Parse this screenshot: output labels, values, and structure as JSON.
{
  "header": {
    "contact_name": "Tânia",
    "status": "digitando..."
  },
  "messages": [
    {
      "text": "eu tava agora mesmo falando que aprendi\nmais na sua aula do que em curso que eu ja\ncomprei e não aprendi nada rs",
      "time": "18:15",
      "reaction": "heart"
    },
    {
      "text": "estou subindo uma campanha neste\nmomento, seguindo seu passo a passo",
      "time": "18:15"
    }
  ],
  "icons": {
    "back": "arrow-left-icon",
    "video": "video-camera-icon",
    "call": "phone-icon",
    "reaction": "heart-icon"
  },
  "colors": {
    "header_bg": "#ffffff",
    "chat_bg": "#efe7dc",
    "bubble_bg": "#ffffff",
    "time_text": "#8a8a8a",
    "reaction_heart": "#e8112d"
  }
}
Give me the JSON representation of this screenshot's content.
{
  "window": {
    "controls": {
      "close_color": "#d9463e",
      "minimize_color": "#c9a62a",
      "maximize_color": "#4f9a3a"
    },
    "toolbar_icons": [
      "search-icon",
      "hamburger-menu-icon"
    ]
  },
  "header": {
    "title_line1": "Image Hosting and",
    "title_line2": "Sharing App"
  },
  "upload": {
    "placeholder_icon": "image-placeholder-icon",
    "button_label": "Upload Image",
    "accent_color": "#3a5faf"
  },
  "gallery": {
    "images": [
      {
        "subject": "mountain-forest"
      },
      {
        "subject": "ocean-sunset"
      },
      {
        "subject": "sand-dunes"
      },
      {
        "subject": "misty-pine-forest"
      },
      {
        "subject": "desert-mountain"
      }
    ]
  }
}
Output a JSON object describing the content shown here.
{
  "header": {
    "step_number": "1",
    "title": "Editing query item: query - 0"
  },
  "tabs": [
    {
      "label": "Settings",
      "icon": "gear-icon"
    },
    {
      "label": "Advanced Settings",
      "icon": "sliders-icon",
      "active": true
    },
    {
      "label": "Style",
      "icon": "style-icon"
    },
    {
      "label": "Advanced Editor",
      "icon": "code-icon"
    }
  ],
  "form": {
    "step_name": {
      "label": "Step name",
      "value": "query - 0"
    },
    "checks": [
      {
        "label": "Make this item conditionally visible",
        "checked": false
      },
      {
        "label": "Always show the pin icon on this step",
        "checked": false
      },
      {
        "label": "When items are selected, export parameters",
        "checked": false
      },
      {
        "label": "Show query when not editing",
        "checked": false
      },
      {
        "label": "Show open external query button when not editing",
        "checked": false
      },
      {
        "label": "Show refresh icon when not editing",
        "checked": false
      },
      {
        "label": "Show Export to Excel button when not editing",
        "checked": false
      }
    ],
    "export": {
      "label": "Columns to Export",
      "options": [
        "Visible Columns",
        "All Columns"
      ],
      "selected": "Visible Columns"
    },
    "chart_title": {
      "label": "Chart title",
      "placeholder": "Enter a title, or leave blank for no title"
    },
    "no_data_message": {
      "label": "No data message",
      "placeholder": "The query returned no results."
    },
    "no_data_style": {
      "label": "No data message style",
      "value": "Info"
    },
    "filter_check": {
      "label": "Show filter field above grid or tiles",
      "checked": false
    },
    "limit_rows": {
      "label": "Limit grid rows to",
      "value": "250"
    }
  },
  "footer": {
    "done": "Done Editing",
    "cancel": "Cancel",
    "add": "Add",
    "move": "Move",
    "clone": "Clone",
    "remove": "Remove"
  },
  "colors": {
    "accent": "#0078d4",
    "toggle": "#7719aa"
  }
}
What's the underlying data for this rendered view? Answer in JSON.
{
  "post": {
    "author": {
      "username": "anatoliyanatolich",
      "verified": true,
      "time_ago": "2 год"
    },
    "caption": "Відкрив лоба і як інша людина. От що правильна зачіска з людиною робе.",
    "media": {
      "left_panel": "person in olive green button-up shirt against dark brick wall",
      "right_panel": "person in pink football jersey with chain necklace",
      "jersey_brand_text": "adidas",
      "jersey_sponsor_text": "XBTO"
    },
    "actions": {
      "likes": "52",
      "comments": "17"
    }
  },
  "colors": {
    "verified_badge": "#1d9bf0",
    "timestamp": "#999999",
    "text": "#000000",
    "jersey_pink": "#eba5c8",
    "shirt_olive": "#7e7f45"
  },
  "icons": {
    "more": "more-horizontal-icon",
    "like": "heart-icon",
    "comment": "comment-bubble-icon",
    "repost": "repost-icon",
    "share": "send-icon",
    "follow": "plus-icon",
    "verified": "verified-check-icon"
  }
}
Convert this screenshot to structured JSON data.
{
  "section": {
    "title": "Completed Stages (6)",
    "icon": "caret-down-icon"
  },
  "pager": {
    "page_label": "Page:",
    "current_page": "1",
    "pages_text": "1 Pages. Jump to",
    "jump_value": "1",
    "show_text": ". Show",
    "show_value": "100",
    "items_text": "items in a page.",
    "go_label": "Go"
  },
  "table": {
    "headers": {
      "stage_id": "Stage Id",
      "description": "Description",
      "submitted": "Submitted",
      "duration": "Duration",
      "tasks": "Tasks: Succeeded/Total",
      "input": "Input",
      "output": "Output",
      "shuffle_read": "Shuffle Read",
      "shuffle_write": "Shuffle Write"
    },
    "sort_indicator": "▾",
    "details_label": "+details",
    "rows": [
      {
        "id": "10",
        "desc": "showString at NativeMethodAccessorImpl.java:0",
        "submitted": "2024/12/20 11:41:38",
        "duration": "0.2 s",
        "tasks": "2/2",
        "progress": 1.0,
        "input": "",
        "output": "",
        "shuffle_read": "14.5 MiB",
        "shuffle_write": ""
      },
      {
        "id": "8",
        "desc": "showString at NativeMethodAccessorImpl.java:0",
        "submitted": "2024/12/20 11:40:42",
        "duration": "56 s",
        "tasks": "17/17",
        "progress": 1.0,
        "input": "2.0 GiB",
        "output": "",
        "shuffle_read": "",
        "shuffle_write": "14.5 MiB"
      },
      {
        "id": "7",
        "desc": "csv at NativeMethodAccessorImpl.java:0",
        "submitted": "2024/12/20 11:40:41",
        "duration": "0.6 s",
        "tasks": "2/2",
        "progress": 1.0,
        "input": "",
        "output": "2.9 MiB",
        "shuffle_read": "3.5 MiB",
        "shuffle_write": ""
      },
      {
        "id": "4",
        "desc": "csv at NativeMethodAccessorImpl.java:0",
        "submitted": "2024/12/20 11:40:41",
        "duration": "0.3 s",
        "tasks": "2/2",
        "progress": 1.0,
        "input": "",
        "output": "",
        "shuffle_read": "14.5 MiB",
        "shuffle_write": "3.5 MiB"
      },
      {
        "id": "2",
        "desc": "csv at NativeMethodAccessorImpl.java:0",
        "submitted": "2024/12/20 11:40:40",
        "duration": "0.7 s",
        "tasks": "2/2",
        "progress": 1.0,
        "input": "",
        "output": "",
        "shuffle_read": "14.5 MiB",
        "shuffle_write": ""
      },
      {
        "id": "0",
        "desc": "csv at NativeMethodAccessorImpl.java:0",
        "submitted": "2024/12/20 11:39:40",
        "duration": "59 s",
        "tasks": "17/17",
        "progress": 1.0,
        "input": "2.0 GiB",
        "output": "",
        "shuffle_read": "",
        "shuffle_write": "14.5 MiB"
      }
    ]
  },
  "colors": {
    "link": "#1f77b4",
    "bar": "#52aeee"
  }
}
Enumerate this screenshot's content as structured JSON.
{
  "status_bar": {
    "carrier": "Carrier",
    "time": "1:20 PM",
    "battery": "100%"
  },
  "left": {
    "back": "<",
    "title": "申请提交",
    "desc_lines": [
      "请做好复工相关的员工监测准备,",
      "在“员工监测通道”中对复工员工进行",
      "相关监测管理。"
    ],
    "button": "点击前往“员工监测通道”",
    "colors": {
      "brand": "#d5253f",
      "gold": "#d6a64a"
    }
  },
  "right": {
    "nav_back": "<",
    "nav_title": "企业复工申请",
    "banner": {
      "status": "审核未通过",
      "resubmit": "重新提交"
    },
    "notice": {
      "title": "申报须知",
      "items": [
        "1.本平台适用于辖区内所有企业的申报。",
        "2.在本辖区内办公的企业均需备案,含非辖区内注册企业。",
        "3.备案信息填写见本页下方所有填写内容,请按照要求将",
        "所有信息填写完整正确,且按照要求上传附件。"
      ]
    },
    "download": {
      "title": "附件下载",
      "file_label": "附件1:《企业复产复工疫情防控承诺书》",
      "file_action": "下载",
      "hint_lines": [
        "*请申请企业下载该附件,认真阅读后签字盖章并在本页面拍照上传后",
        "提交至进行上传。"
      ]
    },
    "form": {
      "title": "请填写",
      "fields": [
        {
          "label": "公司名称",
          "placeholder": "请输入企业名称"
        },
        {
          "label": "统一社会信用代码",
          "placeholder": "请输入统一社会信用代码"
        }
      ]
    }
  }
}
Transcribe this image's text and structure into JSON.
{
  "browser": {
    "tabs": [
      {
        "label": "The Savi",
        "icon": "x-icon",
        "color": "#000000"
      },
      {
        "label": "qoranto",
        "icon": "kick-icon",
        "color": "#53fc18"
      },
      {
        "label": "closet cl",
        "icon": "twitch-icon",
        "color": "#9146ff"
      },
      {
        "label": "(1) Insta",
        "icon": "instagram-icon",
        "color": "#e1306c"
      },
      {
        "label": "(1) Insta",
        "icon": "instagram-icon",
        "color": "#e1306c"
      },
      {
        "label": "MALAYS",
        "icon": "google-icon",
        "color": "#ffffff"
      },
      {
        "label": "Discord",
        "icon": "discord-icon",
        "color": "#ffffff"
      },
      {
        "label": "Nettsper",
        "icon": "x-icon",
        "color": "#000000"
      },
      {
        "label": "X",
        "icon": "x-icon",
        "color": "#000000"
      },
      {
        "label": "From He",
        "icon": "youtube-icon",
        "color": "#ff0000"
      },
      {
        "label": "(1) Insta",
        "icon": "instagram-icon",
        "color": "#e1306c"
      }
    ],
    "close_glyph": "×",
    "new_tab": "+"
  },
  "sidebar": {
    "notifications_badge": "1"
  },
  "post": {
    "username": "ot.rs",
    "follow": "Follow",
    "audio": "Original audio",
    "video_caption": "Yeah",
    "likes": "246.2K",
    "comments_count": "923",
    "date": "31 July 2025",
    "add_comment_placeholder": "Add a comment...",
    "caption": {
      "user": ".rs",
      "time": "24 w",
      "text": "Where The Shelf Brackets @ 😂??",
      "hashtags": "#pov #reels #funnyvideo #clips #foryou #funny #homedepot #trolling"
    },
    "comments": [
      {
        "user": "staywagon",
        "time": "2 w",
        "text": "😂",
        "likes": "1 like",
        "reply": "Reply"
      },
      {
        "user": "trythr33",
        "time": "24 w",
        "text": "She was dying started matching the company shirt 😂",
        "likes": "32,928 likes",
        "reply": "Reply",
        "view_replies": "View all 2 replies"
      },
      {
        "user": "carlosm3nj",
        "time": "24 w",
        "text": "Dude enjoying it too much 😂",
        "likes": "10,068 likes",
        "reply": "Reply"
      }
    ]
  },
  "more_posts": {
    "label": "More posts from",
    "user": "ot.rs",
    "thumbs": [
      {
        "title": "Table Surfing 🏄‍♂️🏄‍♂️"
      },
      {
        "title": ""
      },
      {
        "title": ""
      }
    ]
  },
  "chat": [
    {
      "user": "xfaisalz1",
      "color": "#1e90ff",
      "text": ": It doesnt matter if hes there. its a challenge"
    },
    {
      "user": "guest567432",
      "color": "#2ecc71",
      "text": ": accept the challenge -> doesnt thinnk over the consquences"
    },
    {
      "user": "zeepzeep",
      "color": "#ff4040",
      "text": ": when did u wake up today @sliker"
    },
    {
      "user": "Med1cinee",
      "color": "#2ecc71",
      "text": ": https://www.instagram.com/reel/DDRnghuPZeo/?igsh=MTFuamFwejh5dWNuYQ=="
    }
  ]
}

____

YOUR INSTRUCTIONS: From the entries above, copy every line where the word "mountain" shows up.

WRITTEN ANSWER:
        "subject": "mountain-forest"
        "subject": "desert-mountain"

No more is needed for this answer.